Pull out every line containing the string "量DIFF".

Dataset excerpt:
★ ★ ★ ★
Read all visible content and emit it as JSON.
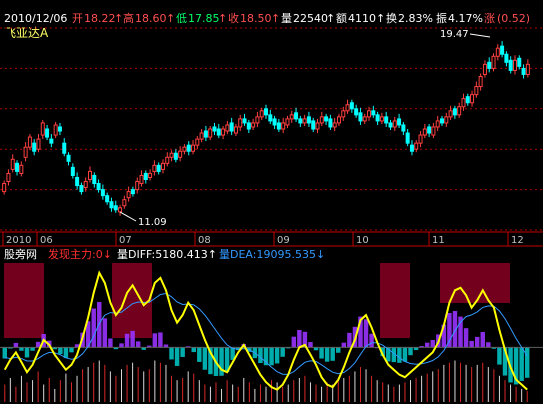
{
  "chart_data": [
    {
      "type": "candlestick",
      "title": "飞亚达A",
      "info": {
        "date": "2010/12/06",
        "open_label": "开",
        "open": "18.22",
        "open_arrow": "↑",
        "high_label": "高",
        "high": "18.60",
        "high_arrow": "↑",
        "low_label": "低",
        "low": "17.85",
        "low_arrow": "↑",
        "close_label": "收",
        "close": "18.50",
        "close_arrow": "↑",
        "volume_label": "量",
        "volume": "22540",
        "volume_arrow": "↑",
        "amount_label": "额",
        "amount": "4110",
        "amount_arrow": "↑",
        "turnover_label": "换",
        "turnover": "2.83%",
        "amplitude_label": "振",
        "amplitude": "4.17%",
        "change_label": "涨",
        "change": "(0.52)"
      },
      "markers": {
        "high_mark": "19.47",
        "low_mark": "11.09"
      },
      "x_ticks": [
        "2010",
        "06",
        "07",
        "08",
        "09",
        "10",
        "11",
        "12"
      ],
      "ylim": [
        10.3,
        20.3
      ],
      "grid": true,
      "colors": {
        "up": "#ff4040",
        "down": "#00ffff",
        "grid": "#b00000",
        "axis": "#c00000"
      },
      "close_series": [
        12.6,
        13.1,
        13.8,
        13.2,
        13.5,
        14.4,
        14.9,
        14.2,
        14.8,
        15.6,
        14.9,
        14.6,
        15.5,
        15.2,
        14.1,
        13.7,
        13.0,
        12.5,
        12.2,
        12.7,
        13.2,
        12.6,
        12.3,
        12.0,
        11.7,
        11.4,
        11.3,
        11.4,
        11.8,
        12.2,
        12.1,
        12.7,
        13.0,
        12.8,
        13.1,
        13.5,
        13.2,
        13.6,
        13.9,
        14.1,
        13.8,
        14.2,
        14.4,
        14.2,
        14.5,
        14.8,
        15.1,
        14.9,
        15.3,
        15.2,
        15.0,
        15.3,
        15.5,
        15.2,
        15.4,
        15.8,
        15.6,
        15.3,
        15.6,
        15.9,
        16.2,
        16.0,
        15.7,
        15.5,
        15.3,
        15.6,
        15.8,
        16.0,
        15.8,
        15.6,
        15.8,
        15.6,
        15.3,
        15.6,
        15.9,
        15.7,
        15.4,
        15.6,
        15.9,
        16.2,
        16.5,
        16.3,
        16.0,
        15.7,
        15.9,
        16.2,
        16.0,
        15.7,
        15.9,
        15.6,
        15.4,
        15.7,
        15.5,
        15.2,
        14.6,
        14.2,
        14.6,
        15.0,
        15.3,
        15.1,
        15.4,
        15.7,
        15.6,
        15.9,
        16.2,
        16.0,
        16.4,
        16.8,
        16.6,
        17.0,
        17.4,
        17.9,
        18.5,
        18.3,
        18.9,
        19.3,
        19.0,
        18.6,
        18.2,
        18.7,
        18.4,
        18.0,
        18.5
      ],
      "open_series": [
        12.2,
        12.7,
        13.3,
        13.6,
        13.1,
        13.9,
        14.4,
        14.6,
        14.3,
        15.0,
        15.3,
        14.8,
        15.0,
        15.4,
        14.6,
        14.0,
        13.4,
        12.9,
        12.5,
        12.4,
        12.8,
        13.0,
        12.6,
        12.3,
        12.0,
        11.7,
        11.5,
        11.2,
        11.5,
        11.9,
        12.3,
        12.3,
        12.6,
        13.1,
        12.9,
        13.2,
        13.5,
        13.3,
        13.6,
        13.9,
        14.1,
        13.9,
        14.2,
        14.5,
        14.2,
        14.5,
        14.8,
        15.2,
        14.9,
        15.4,
        15.3,
        15.0,
        15.2,
        15.6,
        15.1,
        15.4,
        15.8,
        15.6,
        15.4,
        15.6,
        15.9,
        16.3,
        16.0,
        15.8,
        15.6,
        15.3,
        15.5,
        15.8,
        16.1,
        15.8,
        15.6,
        15.9,
        15.7,
        15.3,
        15.6,
        15.9,
        15.8,
        15.4,
        15.6,
        15.9,
        16.2,
        16.6,
        16.3,
        16.1,
        15.7,
        15.9,
        16.2,
        16.0,
        15.7,
        15.9,
        15.6,
        15.4,
        15.8,
        15.5,
        15.1,
        14.5,
        14.3,
        14.6,
        15.0,
        15.4,
        15.0,
        15.4,
        15.8,
        15.6,
        15.9,
        16.3,
        16.0,
        16.4,
        16.9,
        16.6,
        17.0,
        17.4,
        18.0,
        18.6,
        18.3,
        18.9,
        19.4,
        19.0,
        18.7,
        18.2,
        18.8,
        18.3,
        18.0
      ]
    },
    {
      "type": "line",
      "indicator_name": "股旁网",
      "subtitle": "发现主力:0↓",
      "diff_label": "量DIFF:5180.413↑",
      "dea_label": "量DEA:19095.535↓",
      "series": [
        {
          "name": "量DIFF",
          "color": "#ffff00",
          "values": [
            -0.9,
            -0.5,
            -0.2,
            -0.6,
            -1.0,
            -0.7,
            -0.2,
            0.3,
            0.1,
            -0.3,
            -0.6,
            -0.9,
            -0.7,
            -0.3,
            0.4,
            1.2,
            2.2,
            3.0,
            2.6,
            1.8,
            1.3,
            1.6,
            2.2,
            2.5,
            2.1,
            1.7,
            1.9,
            2.6,
            2.8,
            2.3,
            1.5,
            1.0,
            1.3,
            1.8,
            1.5,
            0.9,
            0.3,
            -0.2,
            -0.6,
            -0.9,
            -1.0,
            -0.6,
            -0.2,
            0.1,
            -0.3,
            -0.7,
            -1.1,
            -1.4,
            -1.6,
            -1.7,
            -1.5,
            -1.1,
            -0.5,
            0.0,
            0.1,
            -0.3,
            -0.7,
            -1.2,
            -1.5,
            -1.6,
            -1.3,
            -0.8,
            -0.2,
            0.3,
            1.1,
            1.3,
            0.8,
            0.2,
            -0.3,
            -0.7,
            -0.9,
            -1.1,
            -1.2,
            -1.0,
            -0.8,
            -0.6,
            -0.4,
            -0.2,
            0.2,
            0.9,
            1.8,
            2.3,
            2.4,
            2.1,
            1.6,
            1.9,
            2.3,
            1.9,
            1.6,
            0.7,
            -0.1,
            -0.8,
            -1.3,
            -1.5,
            -1.7
          ]
        },
        {
          "name": "量DEA",
          "color": "#3399ff",
          "values": [
            -0.4,
            -0.45,
            -0.4,
            -0.45,
            -0.55,
            -0.55,
            -0.45,
            -0.3,
            -0.2,
            -0.22,
            -0.3,
            -0.42,
            -0.48,
            -0.44,
            -0.26,
            0.03,
            0.46,
            0.97,
            1.3,
            1.4,
            1.38,
            1.42,
            1.59,
            1.76,
            1.83,
            1.81,
            1.82,
            1.97,
            2.13,
            2.17,
            2.04,
            1.83,
            1.73,
            1.75,
            1.71,
            1.55,
            1.3,
            1.0,
            0.68,
            0.37,
            0.1,
            -0.04,
            -0.08,
            -0.05,
            -0.1,
            -0.22,
            -0.4,
            -0.6,
            -0.8,
            -0.98,
            -1.08,
            -1.09,
            -0.98,
            -0.78,
            -0.6,
            -0.54,
            -0.57,
            -0.7,
            -0.86,
            -1.0,
            -1.06,
            -1.01,
            -0.85,
            -0.62,
            -0.28,
            0.04,
            0.19,
            0.19,
            0.09,
            -0.07,
            -0.24,
            -0.41,
            -0.57,
            -0.65,
            -0.68,
            -0.66,
            -0.61,
            -0.53,
            -0.38,
            -0.12,
            0.26,
            0.67,
            1.02,
            1.24,
            1.31,
            1.43,
            1.61,
            1.67,
            1.66,
            1.47,
            1.16,
            0.77,
            0.36,
            0.0,
            -0.34
          ]
        }
      ],
      "colors": {
        "bar_up": "#ff3030",
        "bar_down": "#00c0c0",
        "band": "#800020",
        "bar_purple": "#9933ff"
      },
      "bar_values": [
        0.4,
        0.55,
        0.35,
        0.6,
        0.45,
        0.5,
        0.7,
        0.4,
        0.55,
        0.3,
        0.5,
        0.65,
        0.45,
        0.6,
        0.75,
        0.8,
        0.9,
        0.95,
        0.85,
        0.7,
        0.6,
        0.75,
        0.85,
        0.9,
        0.8,
        0.7,
        0.75,
        0.95,
        0.9,
        0.85,
        0.6,
        0.5,
        0.55,
        0.7,
        0.65,
        0.5,
        0.4,
        0.35,
        0.45,
        0.3,
        0.5,
        0.4,
        0.35,
        0.55,
        0.45,
        0.3,
        0.4,
        0.35,
        0.5,
        0.45,
        0.35,
        0.4,
        0.5,
        0.55,
        0.6,
        0.45,
        0.4,
        0.35,
        0.45,
        0.4,
        0.5,
        0.55,
        0.6,
        0.7,
        0.8,
        0.75,
        0.6,
        0.5,
        0.45,
        0.4,
        0.35,
        0.4,
        0.45,
        0.5,
        0.55,
        0.6,
        0.65,
        0.7,
        0.75,
        0.85,
        0.9,
        0.95,
        0.9,
        0.85,
        0.8,
        0.85,
        0.9,
        0.8,
        0.75,
        0.6,
        0.5,
        0.4,
        0.35,
        0.3,
        0.25
      ],
      "ylim": [
        -2.2,
        3.4
      ]
    }
  ]
}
★ ★ ★ ★
The completed task —
      "diff_label": "量DIFF:5180.413↑",
          "name": "量DIFF",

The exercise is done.